◆ DATA EXTRACT
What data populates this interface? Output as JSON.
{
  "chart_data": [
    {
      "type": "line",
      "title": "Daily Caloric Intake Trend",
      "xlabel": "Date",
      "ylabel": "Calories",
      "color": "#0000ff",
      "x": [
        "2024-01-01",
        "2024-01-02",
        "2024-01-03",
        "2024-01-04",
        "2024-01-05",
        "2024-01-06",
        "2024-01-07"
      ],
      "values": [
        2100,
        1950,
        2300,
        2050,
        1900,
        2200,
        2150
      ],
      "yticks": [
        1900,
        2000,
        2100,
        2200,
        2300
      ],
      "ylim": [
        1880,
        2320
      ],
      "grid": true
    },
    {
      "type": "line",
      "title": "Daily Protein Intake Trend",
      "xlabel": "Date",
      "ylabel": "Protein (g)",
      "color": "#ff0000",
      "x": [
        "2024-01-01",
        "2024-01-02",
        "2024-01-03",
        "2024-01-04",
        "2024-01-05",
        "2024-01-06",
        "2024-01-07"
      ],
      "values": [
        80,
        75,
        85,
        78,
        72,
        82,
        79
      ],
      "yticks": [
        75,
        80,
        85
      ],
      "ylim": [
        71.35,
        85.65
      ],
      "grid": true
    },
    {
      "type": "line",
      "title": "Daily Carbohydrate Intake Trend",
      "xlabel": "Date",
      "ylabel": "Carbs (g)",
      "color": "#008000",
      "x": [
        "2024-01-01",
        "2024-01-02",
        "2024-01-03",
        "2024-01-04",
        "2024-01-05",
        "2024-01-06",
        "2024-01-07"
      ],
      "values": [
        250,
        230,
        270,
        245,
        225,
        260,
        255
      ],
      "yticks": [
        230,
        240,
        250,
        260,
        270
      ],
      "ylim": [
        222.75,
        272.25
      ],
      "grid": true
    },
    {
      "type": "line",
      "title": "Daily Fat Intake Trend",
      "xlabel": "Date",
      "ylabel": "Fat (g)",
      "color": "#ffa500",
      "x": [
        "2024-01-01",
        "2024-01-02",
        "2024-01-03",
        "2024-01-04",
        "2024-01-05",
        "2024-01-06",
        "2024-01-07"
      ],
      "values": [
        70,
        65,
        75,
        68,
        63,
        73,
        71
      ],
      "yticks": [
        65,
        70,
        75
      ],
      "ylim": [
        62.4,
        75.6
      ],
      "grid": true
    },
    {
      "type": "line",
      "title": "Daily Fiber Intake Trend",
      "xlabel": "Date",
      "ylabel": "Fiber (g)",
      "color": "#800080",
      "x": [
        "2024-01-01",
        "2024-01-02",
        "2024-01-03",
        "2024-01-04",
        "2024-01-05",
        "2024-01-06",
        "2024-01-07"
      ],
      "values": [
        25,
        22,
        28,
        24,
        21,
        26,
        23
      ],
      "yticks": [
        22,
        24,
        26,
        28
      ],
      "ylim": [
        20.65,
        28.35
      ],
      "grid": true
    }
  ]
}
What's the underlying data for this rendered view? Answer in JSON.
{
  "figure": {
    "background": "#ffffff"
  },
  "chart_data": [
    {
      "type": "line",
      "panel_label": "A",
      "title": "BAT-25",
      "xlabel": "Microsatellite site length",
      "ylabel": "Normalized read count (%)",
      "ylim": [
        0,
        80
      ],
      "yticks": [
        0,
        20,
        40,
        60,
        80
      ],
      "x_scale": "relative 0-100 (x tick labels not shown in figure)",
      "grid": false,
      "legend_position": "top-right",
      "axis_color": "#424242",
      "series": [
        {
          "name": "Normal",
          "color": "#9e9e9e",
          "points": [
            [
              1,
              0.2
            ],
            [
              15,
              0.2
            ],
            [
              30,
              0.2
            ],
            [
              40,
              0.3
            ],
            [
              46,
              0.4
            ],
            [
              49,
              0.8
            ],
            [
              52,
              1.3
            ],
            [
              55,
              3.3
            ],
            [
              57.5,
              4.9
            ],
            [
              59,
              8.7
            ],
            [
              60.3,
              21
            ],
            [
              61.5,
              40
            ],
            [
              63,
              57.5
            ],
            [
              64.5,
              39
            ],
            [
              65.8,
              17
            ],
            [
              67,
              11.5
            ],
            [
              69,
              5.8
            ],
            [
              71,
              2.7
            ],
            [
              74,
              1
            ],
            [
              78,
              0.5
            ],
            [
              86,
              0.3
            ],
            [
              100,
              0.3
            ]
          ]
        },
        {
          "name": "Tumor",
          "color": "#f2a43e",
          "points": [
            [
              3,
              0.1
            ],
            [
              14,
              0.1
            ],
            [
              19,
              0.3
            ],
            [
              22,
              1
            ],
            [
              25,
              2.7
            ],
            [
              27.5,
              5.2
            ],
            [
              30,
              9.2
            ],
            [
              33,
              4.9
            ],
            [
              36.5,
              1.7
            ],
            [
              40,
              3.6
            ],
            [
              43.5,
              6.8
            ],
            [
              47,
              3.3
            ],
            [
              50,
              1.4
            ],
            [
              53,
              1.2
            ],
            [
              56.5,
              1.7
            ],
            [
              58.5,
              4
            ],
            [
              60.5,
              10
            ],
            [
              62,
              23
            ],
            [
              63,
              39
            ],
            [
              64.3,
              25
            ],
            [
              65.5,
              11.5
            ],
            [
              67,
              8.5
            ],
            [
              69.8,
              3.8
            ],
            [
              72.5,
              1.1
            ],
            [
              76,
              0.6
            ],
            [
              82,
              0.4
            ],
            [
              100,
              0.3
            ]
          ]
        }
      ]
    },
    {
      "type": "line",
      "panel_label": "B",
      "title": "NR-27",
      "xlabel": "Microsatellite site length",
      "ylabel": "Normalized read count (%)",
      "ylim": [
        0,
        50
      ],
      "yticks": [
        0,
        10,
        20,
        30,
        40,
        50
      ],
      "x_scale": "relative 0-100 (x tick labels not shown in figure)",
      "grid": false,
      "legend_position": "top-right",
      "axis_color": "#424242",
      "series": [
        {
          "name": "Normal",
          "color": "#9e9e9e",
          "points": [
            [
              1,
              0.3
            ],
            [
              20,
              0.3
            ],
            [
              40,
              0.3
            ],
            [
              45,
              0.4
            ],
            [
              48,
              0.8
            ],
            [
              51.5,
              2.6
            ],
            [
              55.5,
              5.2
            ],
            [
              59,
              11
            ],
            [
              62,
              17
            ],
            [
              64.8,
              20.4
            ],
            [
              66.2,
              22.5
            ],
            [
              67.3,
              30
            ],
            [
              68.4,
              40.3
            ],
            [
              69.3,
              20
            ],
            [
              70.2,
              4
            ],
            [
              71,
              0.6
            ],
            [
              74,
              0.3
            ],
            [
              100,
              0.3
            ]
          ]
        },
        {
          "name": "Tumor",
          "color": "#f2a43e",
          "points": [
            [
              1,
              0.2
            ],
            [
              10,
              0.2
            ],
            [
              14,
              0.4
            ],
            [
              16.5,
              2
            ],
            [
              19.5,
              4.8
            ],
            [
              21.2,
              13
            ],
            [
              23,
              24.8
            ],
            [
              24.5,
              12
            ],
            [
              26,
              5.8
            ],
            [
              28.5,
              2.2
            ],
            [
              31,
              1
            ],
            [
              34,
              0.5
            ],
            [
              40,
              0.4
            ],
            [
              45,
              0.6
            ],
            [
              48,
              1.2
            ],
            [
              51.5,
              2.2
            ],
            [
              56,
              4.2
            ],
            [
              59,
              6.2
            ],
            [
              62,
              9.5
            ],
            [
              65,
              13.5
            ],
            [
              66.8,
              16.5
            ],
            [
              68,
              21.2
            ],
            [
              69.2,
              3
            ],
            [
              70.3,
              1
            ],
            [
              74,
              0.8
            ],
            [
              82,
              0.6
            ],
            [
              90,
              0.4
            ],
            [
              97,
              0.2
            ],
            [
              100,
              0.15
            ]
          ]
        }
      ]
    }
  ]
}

◆ DESCRIPTION OF THE TASK
Every entry above should be given again exactly as shown.

◆ RESULT FOR THIS TASK
What data populates this interface? Output as JSON.
{
  "chart_data": [
    {
      "type": "line",
      "title": "Daily Caloric Intake Trend",
      "xlabel": "Date",
      "ylabel": "Calories",
      "color": "#0000ff",
      "x": [
        "2024-01-01",
        "2024-01-02",
        "2024-01-03",
        "2024-01-04",
        "2024-01-05",
        "2024-01-06",
        "2024-01-07"
      ],
      "values": [
        2100,
        1950,
        2300,
        2050,
        1900,
        2200,
        2150
      ],
      "yticks": [
        1900,
        2000,
        2100,
        2200,
        2300
      ],
      "ylim": [
        1880,
        2320
      ],
      "grid": true
    },
    {
      "type": "line",
      "title": "Daily Protein Intake Trend",
      "xlabel": "Date",
      "ylabel": "Protein (g)",
      "color": "#ff0000",
      "x": [
        "2024-01-01",
        "2024-01-02",
        "2024-01-03",
        "2024-01-04",
        "2024-01-05",
        "2024-01-06",
        "2024-01-07"
      ],
      "values": [
        80,
        75,
        85,
        78,
        72,
        82,
        79
      ],
      "yticks": [
        75,
        80,
        85
      ],
      "ylim": [
        71.35,
        85.65
      ],
      "grid": true
    },
    {
      "type": "line",
      "title": "Daily Carbohydrate Intake Trend",
      "xlabel": "Date",
      "ylabel": "Carbs (g)",
      "color": "#008000",
      "x": [
        "2024-01-01",
        "2024-01-02",
        "2024-01-03",
        "2024-01-04",
        "2024-01-05",
        "2024-01-06",
        "2024-01-07"
      ],
      "values": [
        250,
        230,
        270,
        245,
        225,
        260,
        255
      ],
      "yticks": [
        230,
        240,
        250,
        260,
        270
      ],
      "ylim": [
        222.75,
        272.25
      ],
      "grid": true
    },
    {
      "type": "line",
      "title": "Daily Fat Intake Trend",
      "xlabel": "Date",
      "ylabel": "Fat (g)",
      "color": "#ffa500",
      "x": [
        "2024-01-01",
        "2024-01-02",
        "2024-01-03",
        "2024-01-04",
        "2024-01-05",
        "2024-01-06",
        "2024-01-07"
      ],
      "values": [
        70,
        65,
        75,
        68,
        63,
        73,
        71
      ],
      "yticks": [
        65,
        70,
        75
      ],
      "ylim": [
        62.4,
        75.6
      ],
      "grid": true
    },
    {
      "type": "line",
      "title": "Daily Fiber Intake Trend",
      "xlabel": "Date",
      "ylabel": "Fiber (g)",
      "color": "#800080",
      "x": [
        "2024-01-01",
        "2024-01-02",
        "2024-01-03",
        "2024-01-04",
        "2024-01-05",
        "2024-01-06",
        "2024-01-07"
      ],
      "values": [
        25,
        22,
        28,
        24,
        21,
        26,
        23
      ],
      "yticks": [
        22,
        24,
        26,
        28
      ],
      "ylim": [
        20.65,
        28.35
      ],
      "grid": true
    }
  ]
}
What's the underlying data for this rendered view? Answer in JSON.
{
  "figure": {
    "background": "#ffffff"
  },
  "chart_data": [
    {
      "type": "line",
      "panel_label": "A",
      "title": "BAT-25",
      "xlabel": "Microsatellite site length",
      "ylabel": "Normalized read count (%)",
      "ylim": [
        0,
        80
      ],
      "yticks": [
        0,
        20,
        40,
        60,
        80
      ],
      "x_scale": "relative 0-100 (x tick labels not shown in figure)",
      "grid": false,
      "legend_position": "top-right",
      "axis_color": "#424242",
      "series": [
        {
          "name": "Normal",
          "color": "#9e9e9e",
          "points": [
            [
              1,
              0.2
            ],
            [
              15,
              0.2
            ],
            [
              30,
              0.2
            ],
            [
              40,
              0.3
            ],
            [
              46,
              0.4
            ],
            [
              49,
              0.8
            ],
            [
              52,
              1.3
            ],
            [
              55,
              3.3
            ],
            [
              57.5,
              4.9
            ],
            [
              59,
              8.7
            ],
            [
              60.3,
              21
            ],
            [
              61.5,
              40
            ],
            [
              63,
              57.5
            ],
            [
              64.5,
              39
            ],
            [
              65.8,
              17
            ],
            [
              67,
              11.5
            ],
            [
              69,
              5.8
            ],
            [
              71,
              2.7
            ],
            [
              74,
              1
            ],
            [
              78,
              0.5
            ],
            [
              86,
              0.3
            ],
            [
              100,
              0.3
            ]
          ]
        },
        {
          "name": "Tumor",
          "color": "#f2a43e",
          "points": [
            [
              3,
              0.1
            ],
            [
              14,
              0.1
            ],
            [
              19,
              0.3
            ],
            [
              22,
              1
            ],
            [
              25,
              2.7
            ],
            [
              27.5,
              5.2
            ],
            [
              30,
              9.2
            ],
            [
              33,
              4.9
            ],
            [
              36.5,
              1.7
            ],
            [
              40,
              3.6
            ],
            [
              43.5,
              6.8
            ],
            [
              47,
              3.3
            ],
            [
              50,
              1.4
            ],
            [
              53,
              1.2
            ],
            [
              56.5,
              1.7
            ],
            [
              58.5,
              4
            ],
            [
              60.5,
              10
            ],
            [
              62,
              23
            ],
            [
              63,
              39
            ],
            [
              64.3,
              25
            ],
            [
              65.5,
              11.5
            ],
            [
              67,
              8.5
            ],
            [
              69.8,
              3.8
            ],
            [
              72.5,
              1.1
            ],
            [
              76,
              0.6
            ],
            [
              82,
              0.4
            ],
            [
              100,
              0.3
            ]
          ]
        }
      ]
    },
    {
      "type": "line",
      "panel_label": "B",
      "title": "NR-27",
      "xlabel": "Microsatellite site length",
      "ylabel": "Normalized read count (%)",
      "ylim": [
        0,
        50
      ],
      "yticks": [
        0,
        10,
        20,
        30,
        40,
        50
      ],
      "x_scale": "relative 0-100 (x tick labels not shown in figure)",
      "grid": false,
      "legend_position": "top-right",
      "axis_color": "#424242",
      "series": [
        {
          "name": "Normal",
          "color": "#9e9e9e",
          "points": [
            [
              1,
              0.3
            ],
            [
              20,
              0.3
            ],
            [
              40,
              0.3
            ],
            [
              45,
              0.4
            ],
            [
              48,
              0.8
            ],
            [
              51.5,
              2.6
            ],
            [
              55.5,
              5.2
            ],
            [
              59,
              11
            ],
            [
              62,
              17
            ],
            [
              64.8,
              20.4
            ],
            [
              66.2,
              22.5
            ],
            [
              67.3,
              30
            ],
            [
              68.4,
              40.3
            ],
            [
              69.3,
              20
            ],
            [
              70.2,
              4
            ],
            [
              71,
              0.6
            ],
            [
              74,
              0.3
            ],
            [
              100,
              0.3
            ]
          ]
        },
        {
          "name": "Tumor",
          "color": "#f2a43e",
          "points": [
            [
              1,
              0.2
            ],
            [
              10,
              0.2
            ],
            [
              14,
              0.4
            ],
            [
              16.5,
              2
            ],
            [
              19.5,
              4.8
            ],
            [
              21.2,
              13
            ],
            [
              23,
              24.8
            ],
            [
              24.5,
              12
            ],
            [
              26,
              5.8
            ],
            [
              28.5,
              2.2
            ],
            [
              31,
              1
            ],
            [
              34,
              0.5
            ],
            [
              40,
              0.4
            ],
            [
              45,
              0.6
            ],
            [
              48,
              1.2
            ],
            [
              51.5,
              2.2
            ],
            [
              56,
              4.2
            ],
            [
              59,
              6.2
            ],
            [
              62,
              9.5
            ],
            [
              65,
              13.5
            ],
            [
              66.8,
              16.5
            ],
            [
              68,
              21.2
            ],
            [
              69.2,
              3
            ],
            [
              70.3,
              1
            ],
            [
              74,
              0.8
            ],
            [
              82,
              0.6
            ],
            [
              90,
              0.4
            ],
            [
              97,
              0.2
            ],
            [
              100,
              0.15
            ]
          ]
        }
      ]
    }
  ]
}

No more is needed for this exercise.